Saved data entries
--------------------------------

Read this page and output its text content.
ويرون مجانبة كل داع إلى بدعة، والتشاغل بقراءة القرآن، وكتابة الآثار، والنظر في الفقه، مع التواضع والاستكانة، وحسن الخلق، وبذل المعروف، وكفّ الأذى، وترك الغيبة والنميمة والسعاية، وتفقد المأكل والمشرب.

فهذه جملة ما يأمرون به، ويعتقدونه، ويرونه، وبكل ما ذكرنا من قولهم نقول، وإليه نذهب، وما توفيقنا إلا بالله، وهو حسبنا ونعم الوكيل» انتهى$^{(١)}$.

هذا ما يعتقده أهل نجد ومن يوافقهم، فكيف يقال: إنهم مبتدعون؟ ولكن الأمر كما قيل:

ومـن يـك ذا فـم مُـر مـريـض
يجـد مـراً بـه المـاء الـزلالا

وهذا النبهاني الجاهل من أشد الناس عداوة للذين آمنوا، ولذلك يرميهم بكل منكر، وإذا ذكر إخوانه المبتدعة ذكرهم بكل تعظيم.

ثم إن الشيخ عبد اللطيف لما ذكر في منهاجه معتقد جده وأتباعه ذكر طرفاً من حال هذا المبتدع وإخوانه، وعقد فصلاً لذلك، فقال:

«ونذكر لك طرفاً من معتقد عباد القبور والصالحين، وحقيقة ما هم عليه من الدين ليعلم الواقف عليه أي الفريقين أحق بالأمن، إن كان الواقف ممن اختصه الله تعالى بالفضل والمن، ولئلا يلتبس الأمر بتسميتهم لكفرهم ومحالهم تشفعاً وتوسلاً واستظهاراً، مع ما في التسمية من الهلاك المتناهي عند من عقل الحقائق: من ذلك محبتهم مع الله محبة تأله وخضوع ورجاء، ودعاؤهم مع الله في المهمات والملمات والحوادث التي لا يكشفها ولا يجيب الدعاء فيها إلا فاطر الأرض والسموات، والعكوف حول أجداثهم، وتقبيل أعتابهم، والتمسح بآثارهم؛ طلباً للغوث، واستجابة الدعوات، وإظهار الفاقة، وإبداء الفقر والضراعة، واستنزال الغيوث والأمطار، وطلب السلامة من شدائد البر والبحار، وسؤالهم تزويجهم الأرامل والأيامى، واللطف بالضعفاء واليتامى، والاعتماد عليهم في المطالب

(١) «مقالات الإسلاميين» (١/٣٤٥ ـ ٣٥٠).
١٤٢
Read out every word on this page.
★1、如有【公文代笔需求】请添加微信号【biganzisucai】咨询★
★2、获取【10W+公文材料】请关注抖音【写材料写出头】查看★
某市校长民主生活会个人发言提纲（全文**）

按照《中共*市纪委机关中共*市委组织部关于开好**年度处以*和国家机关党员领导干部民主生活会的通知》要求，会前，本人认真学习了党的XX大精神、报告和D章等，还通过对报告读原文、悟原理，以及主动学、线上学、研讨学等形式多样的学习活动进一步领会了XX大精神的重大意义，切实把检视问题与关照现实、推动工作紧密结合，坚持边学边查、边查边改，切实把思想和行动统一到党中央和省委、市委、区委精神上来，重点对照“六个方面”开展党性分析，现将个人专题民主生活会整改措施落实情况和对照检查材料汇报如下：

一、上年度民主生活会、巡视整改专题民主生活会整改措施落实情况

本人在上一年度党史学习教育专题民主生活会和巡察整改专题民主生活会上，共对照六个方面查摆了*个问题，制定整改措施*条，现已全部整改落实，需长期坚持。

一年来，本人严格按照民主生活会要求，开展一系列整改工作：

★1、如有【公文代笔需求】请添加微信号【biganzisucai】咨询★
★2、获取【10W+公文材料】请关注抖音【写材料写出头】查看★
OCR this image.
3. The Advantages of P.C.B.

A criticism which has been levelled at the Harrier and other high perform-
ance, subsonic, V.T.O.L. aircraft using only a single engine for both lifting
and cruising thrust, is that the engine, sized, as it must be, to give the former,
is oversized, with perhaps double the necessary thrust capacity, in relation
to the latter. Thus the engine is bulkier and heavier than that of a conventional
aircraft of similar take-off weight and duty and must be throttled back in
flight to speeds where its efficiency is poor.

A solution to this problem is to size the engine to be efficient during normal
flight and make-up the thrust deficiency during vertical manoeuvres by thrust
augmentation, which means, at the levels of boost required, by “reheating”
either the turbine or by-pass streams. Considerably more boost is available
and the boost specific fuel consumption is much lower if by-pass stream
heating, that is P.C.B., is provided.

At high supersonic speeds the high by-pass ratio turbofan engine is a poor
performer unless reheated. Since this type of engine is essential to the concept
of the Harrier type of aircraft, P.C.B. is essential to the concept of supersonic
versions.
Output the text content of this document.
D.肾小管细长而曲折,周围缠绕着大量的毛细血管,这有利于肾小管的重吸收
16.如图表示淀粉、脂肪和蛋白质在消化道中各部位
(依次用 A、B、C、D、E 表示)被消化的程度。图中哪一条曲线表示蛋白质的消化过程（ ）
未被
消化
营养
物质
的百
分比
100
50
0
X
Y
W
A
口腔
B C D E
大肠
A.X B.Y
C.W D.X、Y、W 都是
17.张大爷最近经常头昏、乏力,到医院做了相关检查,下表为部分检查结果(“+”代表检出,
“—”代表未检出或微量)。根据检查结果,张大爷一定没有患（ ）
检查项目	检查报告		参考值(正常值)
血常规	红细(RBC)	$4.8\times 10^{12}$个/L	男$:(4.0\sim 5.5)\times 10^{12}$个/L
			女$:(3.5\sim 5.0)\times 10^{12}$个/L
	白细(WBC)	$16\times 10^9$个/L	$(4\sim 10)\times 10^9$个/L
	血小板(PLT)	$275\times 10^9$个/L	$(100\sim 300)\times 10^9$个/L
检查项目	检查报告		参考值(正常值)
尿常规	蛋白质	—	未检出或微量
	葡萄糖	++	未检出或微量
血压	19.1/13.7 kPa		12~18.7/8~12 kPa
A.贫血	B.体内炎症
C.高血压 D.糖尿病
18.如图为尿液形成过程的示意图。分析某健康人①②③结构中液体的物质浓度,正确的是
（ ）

--------------------------------

WHAT TO DO:
Each record above should be repeated exactly as it appears.

WORKED SOLUTION:
Read this page and output its text content.
ويرون مجانبة كل داع إلى بدعة، والتشاغل بقراءة القرآن، وكتابة الآثار، والنظر في الفقه، مع التواضع والاستكانة، وحسن الخلق، وبذل المعروف، وكفّ الأذى، وترك الغيبة والنميمة والسعاية، وتفقد المأكل والمشرب.

فهذه جملة ما يأمرون به، ويعتقدونه، ويرونه، وبكل ما ذكرنا من قولهم نقول، وإليه نذهب، وما توفيقنا إلا بالله، وهو حسبنا ونعم الوكيل» انتهى$^{(١)}$.

هذا ما يعتقده أهل نجد ومن يوافقهم، فكيف يقال: إنهم مبتدعون؟ ولكن الأمر كما قيل:

ومـن يـك ذا فـم مُـر مـريـض
يجـد مـراً بـه المـاء الـزلالا

وهذا النبهاني الجاهل من أشد الناس عداوة للذين آمنوا، ولذلك يرميهم بكل منكر، وإذا ذكر إخوانه المبتدعة ذكرهم بكل تعظيم.

ثم إن الشيخ عبد اللطيف لما ذكر في منهاجه معتقد جده وأتباعه ذكر طرفاً من حال هذا المبتدع وإخوانه، وعقد فصلاً لذلك، فقال:

«ونذكر لك طرفاً من معتقد عباد القبور والصالحين، وحقيقة ما هم عليه من الدين ليعلم الواقف عليه أي الفريقين أحق بالأمن، إن كان الواقف ممن اختصه الله تعالى بالفضل والمن، ولئلا يلتبس الأمر بتسميتهم لكفرهم ومحالهم تشفعاً وتوسلاً واستظهاراً، مع ما في التسمية من الهلاك المتناهي عند من عقل الحقائق: من ذلك محبتهم مع الله محبة تأله وخضوع ورجاء، ودعاؤهم مع الله في المهمات والملمات والحوادث التي لا يكشفها ولا يجيب الدعاء فيها إلا فاطر الأرض والسموات، والعكوف حول أجداثهم، وتقبيل أعتابهم، والتمسح بآثارهم؛ طلباً للغوث، واستجابة الدعوات، وإظهار الفاقة، وإبداء الفقر والضراعة، واستنزال الغيوث والأمطار، وطلب السلامة من شدائد البر والبحار، وسؤالهم تزويجهم الأرامل والأيامى، واللطف بالضعفاء واليتامى، والاعتماد عليهم في المطالب

(١) «مقالات الإسلاميين» (١/٣٤٥ ـ ٣٥٠).
١٤٢
Read out every word on this page.
★1、如有【公文代笔需求】请添加微信号【biganzisucai】咨询★
★2、获取【10W+公文材料】请关注抖音【写材料写出头】查看★
某市校长民主生活会个人发言提纲（全文**）

按照《中共*市纪委机关中共*市委组织部关于开好**年度处以*和国家机关党员领导干部民主生活会的通知》要求，会前，本人认真学习了党的XX大精神、报告和D章等，还通过对报告读原文、悟原理，以及主动学、线上学、研讨学等形式多样的学习活动进一步领会了XX大精神的重大意义，切实把检视问题与关照现实、推动工作紧密结合，坚持边学边查、边查边改，切实把思想和行动统一到党中央和省委、市委、区委精神上来，重点对照“六个方面”开展党性分析，现将个人专题民主生活会整改措施落实情况和对照检查材料汇报如下：

一、上年度民主生活会、巡视整改专题民主生活会整改措施落实情况

本人在上一年度党史学习教育专题民主生活会和巡察整改专题民主生活会上，共对照六个方面查摆了*个问题，制定整改措施*条，现已全部整改落实，需长期坚持。

一年来，本人严格按照民主生活会要求，开展一系列整改工作：

★1、如有【公文代笔需求】请添加微信号【biganzisucai】咨询★
★2、获取【10W+公文材料】请关注抖音【写材料写出头】查看★
OCR this image.
3. The Advantages of P.C.B.

A criticism which has been levelled at the Harrier and other high perform-
ance, subsonic, V.T.O.L. aircraft using only a single engine for both lifting
and cruising thrust, is that the engine, sized, as it must be, to give the former,
is oversized, with perhaps double the necessary thrust capacity, in relation
to the latter. Thus the engine is bulkier and heavier than that of a conventional
aircraft of similar take-off weight and duty and must be throttled back in
flight to speeds where its efficiency is poor.

A solution to this problem is to size the engine to be efficient during normal
flight and make-up the thrust deficiency during vertical manoeuvres by thrust
augmentation, which means, at the levels of boost required, by “reheating”
either the turbine or by-pass streams. Considerably more boost is available
and the boost specific fuel consumption is much lower if by-pass stream
heating, that is P.C.B., is provided.

At high supersonic speeds the high by-pass ratio turbofan engine is a poor
performer unless reheated. Since this type of engine is essential to the concept
of the Harrier type of aircraft, P.C.B. is essential to the concept of supersonic
versions.
Output the text content of this document.
D.肾小管细长而曲折,周围缠绕着大量的毛细血管,这有利于肾小管的重吸收
16.如图表示淀粉、脂肪和蛋白质在消化道中各部位
(依次用 A、B、C、D、E 表示)被消化的程度。图中哪一条曲线表示蛋白质的消化过程（ ）
未被
消化
营养
物质
的百
分比
100
50
0
X
Y
W
A
口腔
B C D E
大肠
A.X B.Y
C.W D.X、Y、W 都是
17.张大爷最近经常头昏、乏力,到医院做了相关检查,下表为部分检查结果(“+”代表检出,
“—”代表未检出或微量)。根据检查结果,张大爷一定没有患（ ）
检查项目	检查报告		参考值(正常值)
血常规	红细(RBC)	$4.8\times 10^{12}$个/L	男$:(4.0\sim 5.5)\times 10^{12}$个/L
			女$:(3.5\sim 5.0)\times 10^{12}$个/L
	白细(WBC)	$16\times 10^9$个/L	$(4\sim 10)\times 10^9$个/L
	血小板(PLT)	$275\times 10^9$个/L	$(100\sim 300)\times 10^9$个/L
检查项目	检查报告		参考值(正常值)
尿常规	蛋白质	—	未检出或微量
	葡萄糖	++	未检出或微量
血压	19.1/13.7 kPa		12~18.7/8~12 kPa
A.贫血	B.体内炎症
C.高血压 D.糖尿病
18.如图为尿液形成过程的示意图。分析某健康人①②③结构中液体的物质浓度,正确的是
（ ）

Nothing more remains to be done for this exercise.